### DOCUMENT EXCERPT:
■ ■ ■ ■ ■ ■ ■

By Dan Gilgoff, God & Country
I'm surprised this story didn't get more attention last week. Ted Haggard, the Colorado megachurch pastor and National Association of Evangelicals president who left both positions after a former male prostitute said he'd engaged in drug-fueled trysts with him, is the subject of a new documentary about his postscandal experiences and has signed on to promote the film.
"The Trials of Ted Haggard," directed by Alexandra Pelosi, daughter of U.S. House Speaker Nancy Pelosi, is set to air next month on HBO. Haggard has agreed to take part in publicity for the project, HBO said.
"We look forward to presenting the film, Ted Haggard and his family at a press tour in Los Angeles next month," a spokeswoman for the cable network said Wednesday.
This isn't the first time Pelosi and Haggard have worked together on a project. He appeared in her 2007 HBO documentary Friends of God: A Road Trip with Alexandra Pelosi, shot before the allegations against Haggard surfaced and released shortly after.

■ ■ ■ ■ ■ ■ ■

(Visual layout annotation data)
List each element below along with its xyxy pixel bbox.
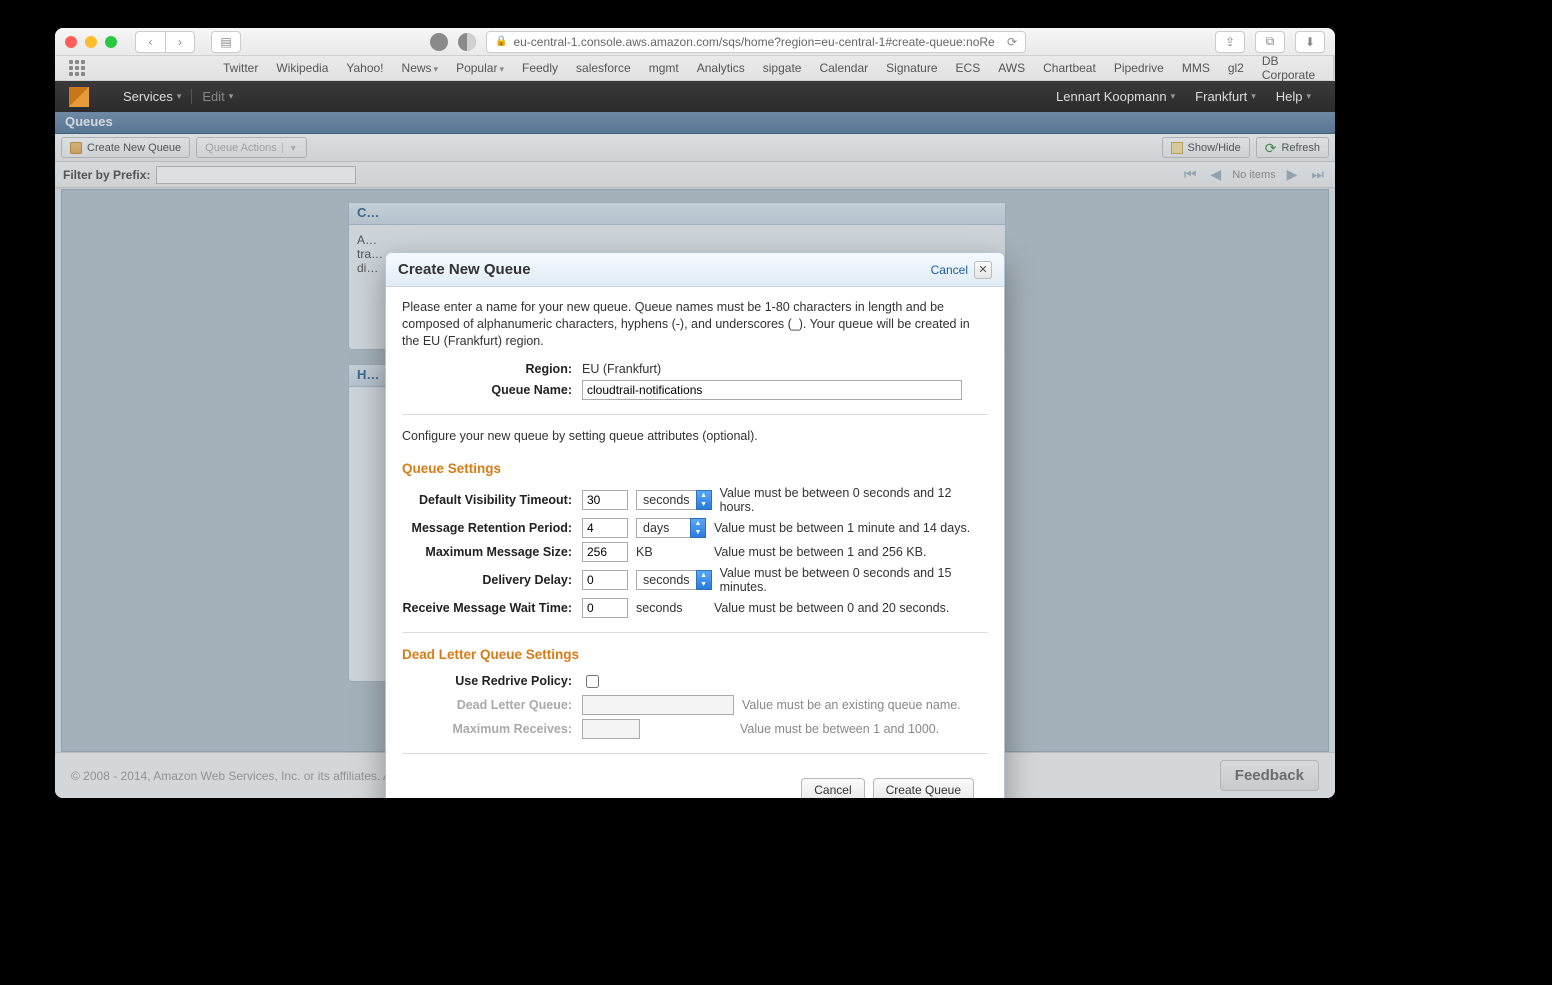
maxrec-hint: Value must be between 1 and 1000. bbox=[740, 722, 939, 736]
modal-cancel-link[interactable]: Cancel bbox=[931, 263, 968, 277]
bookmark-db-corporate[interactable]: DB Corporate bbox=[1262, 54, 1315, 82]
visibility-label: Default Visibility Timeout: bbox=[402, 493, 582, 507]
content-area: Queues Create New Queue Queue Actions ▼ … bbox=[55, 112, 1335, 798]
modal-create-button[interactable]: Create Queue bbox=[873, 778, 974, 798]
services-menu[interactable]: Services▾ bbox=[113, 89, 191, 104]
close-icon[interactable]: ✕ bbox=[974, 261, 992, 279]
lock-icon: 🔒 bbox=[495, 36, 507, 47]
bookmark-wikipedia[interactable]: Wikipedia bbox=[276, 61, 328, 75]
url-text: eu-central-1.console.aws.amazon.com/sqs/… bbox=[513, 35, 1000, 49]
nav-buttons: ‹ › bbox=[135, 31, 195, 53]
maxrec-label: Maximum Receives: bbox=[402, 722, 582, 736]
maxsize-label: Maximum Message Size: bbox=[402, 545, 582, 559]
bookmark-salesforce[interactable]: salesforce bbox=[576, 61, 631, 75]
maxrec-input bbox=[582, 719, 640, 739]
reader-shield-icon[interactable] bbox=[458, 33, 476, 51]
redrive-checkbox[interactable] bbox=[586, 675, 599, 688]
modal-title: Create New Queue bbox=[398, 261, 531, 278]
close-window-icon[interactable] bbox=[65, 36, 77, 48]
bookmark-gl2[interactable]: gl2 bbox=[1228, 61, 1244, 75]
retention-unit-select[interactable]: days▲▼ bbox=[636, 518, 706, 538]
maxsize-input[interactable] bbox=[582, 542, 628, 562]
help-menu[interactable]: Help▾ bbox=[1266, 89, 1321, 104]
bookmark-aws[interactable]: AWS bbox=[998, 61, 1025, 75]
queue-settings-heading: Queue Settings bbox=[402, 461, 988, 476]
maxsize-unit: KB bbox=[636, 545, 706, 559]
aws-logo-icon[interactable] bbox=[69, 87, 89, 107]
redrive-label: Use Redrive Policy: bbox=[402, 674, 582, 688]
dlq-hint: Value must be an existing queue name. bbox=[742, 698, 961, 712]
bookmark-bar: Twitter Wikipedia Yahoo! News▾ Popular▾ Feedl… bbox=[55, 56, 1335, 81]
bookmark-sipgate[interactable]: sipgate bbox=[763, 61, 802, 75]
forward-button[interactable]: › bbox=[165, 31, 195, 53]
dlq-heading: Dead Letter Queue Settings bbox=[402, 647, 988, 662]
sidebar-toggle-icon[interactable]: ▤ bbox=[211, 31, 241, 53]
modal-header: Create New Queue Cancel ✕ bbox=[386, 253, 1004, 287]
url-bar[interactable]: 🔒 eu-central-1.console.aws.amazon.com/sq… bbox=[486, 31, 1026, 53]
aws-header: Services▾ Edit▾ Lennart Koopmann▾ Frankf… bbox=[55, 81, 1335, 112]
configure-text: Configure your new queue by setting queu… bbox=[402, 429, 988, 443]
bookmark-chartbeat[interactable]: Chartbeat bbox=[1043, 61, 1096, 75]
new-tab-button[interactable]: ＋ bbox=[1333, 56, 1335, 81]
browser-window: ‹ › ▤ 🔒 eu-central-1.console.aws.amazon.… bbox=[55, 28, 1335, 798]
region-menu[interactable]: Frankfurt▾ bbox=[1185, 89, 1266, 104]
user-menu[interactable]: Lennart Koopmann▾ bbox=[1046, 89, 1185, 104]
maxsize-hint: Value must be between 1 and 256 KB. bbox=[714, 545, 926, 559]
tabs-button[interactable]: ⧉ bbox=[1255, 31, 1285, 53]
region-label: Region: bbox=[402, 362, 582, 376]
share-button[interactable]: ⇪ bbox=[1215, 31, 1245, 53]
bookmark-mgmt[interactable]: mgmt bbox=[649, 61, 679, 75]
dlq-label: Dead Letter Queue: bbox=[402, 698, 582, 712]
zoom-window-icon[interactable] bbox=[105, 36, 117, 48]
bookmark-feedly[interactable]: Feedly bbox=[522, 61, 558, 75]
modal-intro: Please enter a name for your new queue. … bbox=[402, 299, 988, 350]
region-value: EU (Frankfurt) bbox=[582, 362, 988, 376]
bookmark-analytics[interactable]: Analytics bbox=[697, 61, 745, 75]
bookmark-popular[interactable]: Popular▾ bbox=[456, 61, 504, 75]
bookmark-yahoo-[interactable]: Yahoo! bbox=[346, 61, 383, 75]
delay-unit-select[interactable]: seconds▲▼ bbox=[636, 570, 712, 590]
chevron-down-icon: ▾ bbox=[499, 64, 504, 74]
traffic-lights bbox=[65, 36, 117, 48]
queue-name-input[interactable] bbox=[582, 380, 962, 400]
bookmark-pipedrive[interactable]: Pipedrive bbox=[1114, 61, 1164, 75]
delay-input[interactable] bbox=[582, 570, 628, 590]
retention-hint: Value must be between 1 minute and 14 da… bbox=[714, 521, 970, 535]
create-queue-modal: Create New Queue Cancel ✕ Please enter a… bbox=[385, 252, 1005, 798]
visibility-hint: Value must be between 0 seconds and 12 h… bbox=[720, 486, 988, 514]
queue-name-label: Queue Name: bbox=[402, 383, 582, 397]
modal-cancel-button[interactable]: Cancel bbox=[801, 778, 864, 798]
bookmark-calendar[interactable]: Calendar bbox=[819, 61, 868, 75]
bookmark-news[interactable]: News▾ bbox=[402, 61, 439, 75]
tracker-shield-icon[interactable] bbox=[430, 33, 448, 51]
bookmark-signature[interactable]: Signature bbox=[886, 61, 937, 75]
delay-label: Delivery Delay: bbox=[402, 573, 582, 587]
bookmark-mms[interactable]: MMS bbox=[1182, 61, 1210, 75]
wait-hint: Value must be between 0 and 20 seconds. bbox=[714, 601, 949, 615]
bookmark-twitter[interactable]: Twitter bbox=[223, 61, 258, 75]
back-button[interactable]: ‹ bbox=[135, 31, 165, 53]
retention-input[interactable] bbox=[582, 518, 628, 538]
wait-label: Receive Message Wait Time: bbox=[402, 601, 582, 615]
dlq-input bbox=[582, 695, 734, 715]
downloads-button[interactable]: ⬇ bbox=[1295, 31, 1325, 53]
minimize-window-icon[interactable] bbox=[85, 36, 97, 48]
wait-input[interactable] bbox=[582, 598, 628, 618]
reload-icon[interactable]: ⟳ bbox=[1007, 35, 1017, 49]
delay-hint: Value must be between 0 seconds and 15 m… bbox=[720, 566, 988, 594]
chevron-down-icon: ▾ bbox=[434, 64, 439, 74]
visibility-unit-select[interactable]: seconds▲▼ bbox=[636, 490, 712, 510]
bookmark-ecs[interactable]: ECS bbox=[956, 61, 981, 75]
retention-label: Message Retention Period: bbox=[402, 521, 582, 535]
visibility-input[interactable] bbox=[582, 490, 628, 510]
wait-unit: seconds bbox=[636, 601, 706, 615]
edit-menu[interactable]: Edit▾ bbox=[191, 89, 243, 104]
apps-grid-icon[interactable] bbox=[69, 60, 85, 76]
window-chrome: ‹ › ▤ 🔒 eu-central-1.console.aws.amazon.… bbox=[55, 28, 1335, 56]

■ ■ ■ ■ ■ ■ ■

### REQUIRED TASK:
Return the stretch of the Ted Haggard documentary article from "By Dan Gilgoff, God" through "promote the film.", word for word.

### CORRECT ANSWER:
By Dan Gilgoff, God & Country
I'm surprised this story didn't get more attention last week. Ted Haggard, the Colorado megachurch pastor and National Association of Evangelicals president who left both positions after a former male prostitute said he'd engaged in drug-fueled trysts with him, is the subject of a new documentary about his postscandal experiences and has signed on to promote the film.